> Your goal
Transcribe all of the material exactly.

> Provided material
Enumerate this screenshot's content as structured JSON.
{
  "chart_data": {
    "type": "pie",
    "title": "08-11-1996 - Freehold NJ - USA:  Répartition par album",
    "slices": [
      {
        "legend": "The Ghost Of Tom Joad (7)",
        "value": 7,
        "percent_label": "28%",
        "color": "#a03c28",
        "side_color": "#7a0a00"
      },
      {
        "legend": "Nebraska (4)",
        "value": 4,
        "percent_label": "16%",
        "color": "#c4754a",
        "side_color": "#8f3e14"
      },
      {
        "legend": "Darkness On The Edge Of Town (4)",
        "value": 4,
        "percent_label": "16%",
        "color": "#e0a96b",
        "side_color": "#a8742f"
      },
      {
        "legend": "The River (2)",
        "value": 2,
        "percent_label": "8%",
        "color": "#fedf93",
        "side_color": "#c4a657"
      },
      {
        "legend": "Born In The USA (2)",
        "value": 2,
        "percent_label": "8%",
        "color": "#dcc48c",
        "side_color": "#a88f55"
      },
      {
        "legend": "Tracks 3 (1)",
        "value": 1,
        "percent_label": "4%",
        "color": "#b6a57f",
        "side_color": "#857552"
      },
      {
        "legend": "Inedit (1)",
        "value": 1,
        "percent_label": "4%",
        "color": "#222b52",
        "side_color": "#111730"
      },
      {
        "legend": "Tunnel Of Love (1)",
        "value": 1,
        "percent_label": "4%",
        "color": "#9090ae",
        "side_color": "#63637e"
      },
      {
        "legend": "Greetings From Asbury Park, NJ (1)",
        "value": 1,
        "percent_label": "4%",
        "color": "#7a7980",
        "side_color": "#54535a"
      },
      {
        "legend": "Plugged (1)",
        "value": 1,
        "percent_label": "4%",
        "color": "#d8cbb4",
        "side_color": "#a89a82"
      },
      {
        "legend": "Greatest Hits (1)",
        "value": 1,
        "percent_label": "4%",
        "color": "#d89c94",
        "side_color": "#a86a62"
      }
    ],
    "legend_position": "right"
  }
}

> Output
Enumerate this screenshot's content as structured JSON.
{
  "chart_data": {
    "type": "pie",
    "title": "08-11-1996 - Freehold NJ - USA:  Répartition par album",
    "slices": [
      {
        "legend": "The Ghost Of Tom Joad (7)",
        "value": 7,
        "percent_label": "28%",
        "color": "#a03c28",
        "side_color": "#7a0a00"
      },
      {
        "legend": "Nebraska (4)",
        "value": 4,
        "percent_label": "16%",
        "color": "#c4754a",
        "side_color": "#8f3e14"
      },
      {
        "legend": "Darkness On The Edge Of Town (4)",
        "value": 4,
        "percent_label": "16%",
        "color": "#e0a96b",
        "side_color": "#a8742f"
      },
      {
        "legend": "The River (2)",
        "value": 2,
        "percent_label": "8%",
        "color": "#fedf93",
        "side_color": "#c4a657"
      },
      {
        "legend": "Born In The USA (2)",
        "value": 2,
        "percent_label": "8%",
        "color": "#dcc48c",
        "side_color": "#a88f55"
      },
      {
        "legend": "Tracks 3 (1)",
        "value": 1,
        "percent_label": "4%",
        "color": "#b6a57f",
        "side_color": "#857552"
      },
      {
        "legend": "Inedit (1)",
        "value": 1,
        "percent_label": "4%",
        "color": "#222b52",
        "side_color": "#111730"
      },
      {
        "legend": "Tunnel Of Love (1)",
        "value": 1,
        "percent_label": "4%",
        "color": "#9090ae",
        "side_color": "#63637e"
      },
      {
        "legend": "Greetings From Asbury Park, NJ (1)",
        "value": 1,
        "percent_label": "4%",
        "color": "#7a7980",
        "side_color": "#54535a"
      },
      {
        "legend": "Plugged (1)",
        "value": 1,
        "percent_label": "4%",
        "color": "#d8cbb4",
        "side_color": "#a89a82"
      },
      {
        "legend": "Greatest Hits (1)",
        "value": 1,
        "percent_label": "4%",
        "color": "#d89c94",
        "side_color": "#a86a62"
      }
    ],
    "legend_position": "right"
  }
}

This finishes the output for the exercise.